Stated task
Quote the records beneath, complete and exact. Leave out images.

Available data
※ ※ ※
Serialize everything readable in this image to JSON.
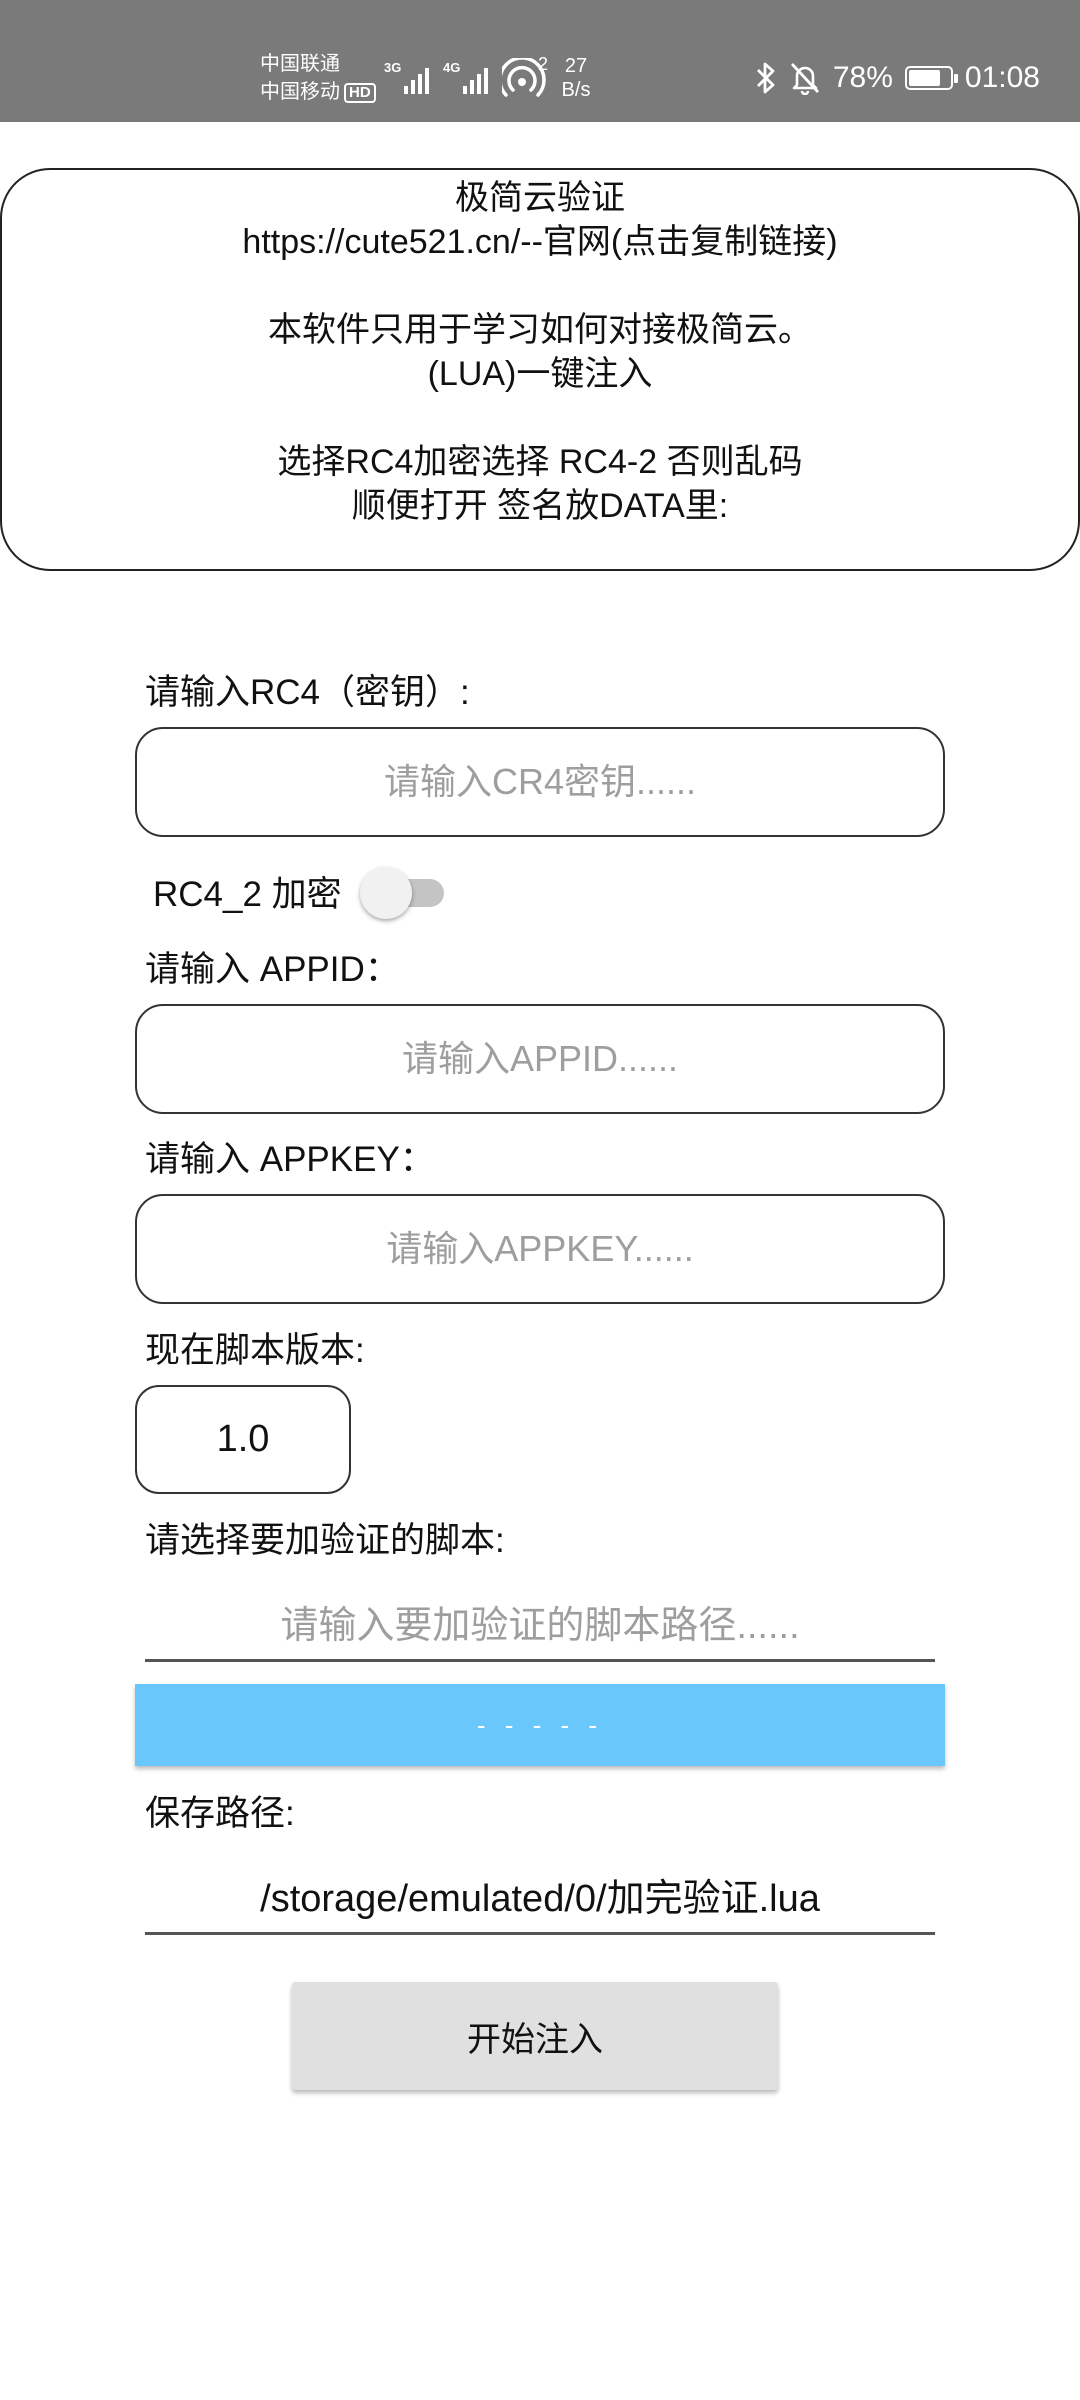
{
  "status_bar": {
    "carrier_1": "中国联通",
    "carrier_2": "中国移动",
    "hd_badge": "HD",
    "net_1": "3G",
    "net_2": "4G",
    "hotspot_count": "2",
    "speed_value": "27",
    "speed_unit": "B/s",
    "battery_percent": "78%",
    "battery_level": 0.78,
    "time": "01:08",
    "icons": [
      "bluetooth-icon",
      "mute-bell-icon",
      "battery-icon",
      "hotspot-icon"
    ]
  },
  "info_card": {
    "title": "极简云验证",
    "url_line": "https://cute521.cn/--官网(点击复制链接)",
    "desc_line_1": "本软件只用于学习如何对接极简云。",
    "desc_line_2": "(LUA)一键注入",
    "note_line_1": "选择RC4加密选择 RC4-2 否则乱码",
    "note_line_2": "顺便打开 签名放DATA里:"
  },
  "form": {
    "rc4_label": "请输入RC4（密钥）:",
    "rc4_placeholder": "请输入CR4密钥......",
    "rc4_2_label": "RC4_2 加密",
    "rc4_2_enabled": false,
    "appid_label": "请输入 APPID：",
    "appid_placeholder": "请输入APPID......",
    "appkey_label": "请输入 APPKEY：",
    "appkey_placeholder": "请输入APPKEY......",
    "version_label": "现在脚本版本:",
    "version_value": "1.0",
    "script_label": "请选择要加验证的脚本:",
    "script_placeholder": "请输入要加验证的脚本路径......",
    "browse_label": "- - - - -",
    "save_label": "保存路径:",
    "save_path": "/storage/emulated/0/加完验证.lua",
    "start_button": "开始注入"
  },
  "colors": {
    "status_bar_bg": "#7a7a7a",
    "browse_button_bg": "#69c7fb",
    "start_button_bg": "#e0e0e0"
  }
}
※ ※ ※
Answer to this exercise
Serialize everything readable in this image to JSON.
{
  "status_bar": {
    "carrier_1": "中国联通",
    "carrier_2": "中国移动",
    "hd_badge": "HD",
    "net_1": "3G",
    "net_2": "4G",
    "hotspot_count": "2",
    "speed_value": "27",
    "speed_unit": "B/s",
    "battery_percent": "78%",
    "battery_level": 0.78,
    "time": "01:08",
    "icons": [
      "bluetooth-icon",
      "mute-bell-icon",
      "battery-icon",
      "hotspot-icon"
    ]
  },
  "info_card": {
    "title": "极简云验证",
    "url_line": "https://cute521.cn/--官网(点击复制链接)",
    "desc_line_1": "本软件只用于学习如何对接极简云。",
    "desc_line_2": "(LUA)一键注入",
    "note_line_1": "选择RC4加密选择 RC4-2 否则乱码",
    "note_line_2": "顺便打开 签名放DATA里:"
  },
  "form": {
    "rc4_label": "请输入RC4（密钥）:",
    "rc4_placeholder": "请输入CR4密钥......",
    "rc4_2_label": "RC4_2 加密",
    "rc4_2_enabled": false,
    "appid_label": "请输入 APPID：",
    "appid_placeholder": "请输入APPID......",
    "appkey_label": "请输入 APPKEY：",
    "appkey_placeholder": "请输入APPKEY......",
    "version_label": "现在脚本版本:",
    "version_value": "1.0",
    "script_label": "请选择要加验证的脚本:",
    "script_placeholder": "请输入要加验证的脚本路径......",
    "browse_label": "- - - - -",
    "save_label": "保存路径:",
    "save_path": "/storage/emulated/0/加完验证.lua",
    "start_button": "开始注入"
  },
  "colors": {
    "status_bar_bg": "#7a7a7a",
    "browse_button_bg": "#69c7fb",
    "start_button_bg": "#e0e0e0"
  }
}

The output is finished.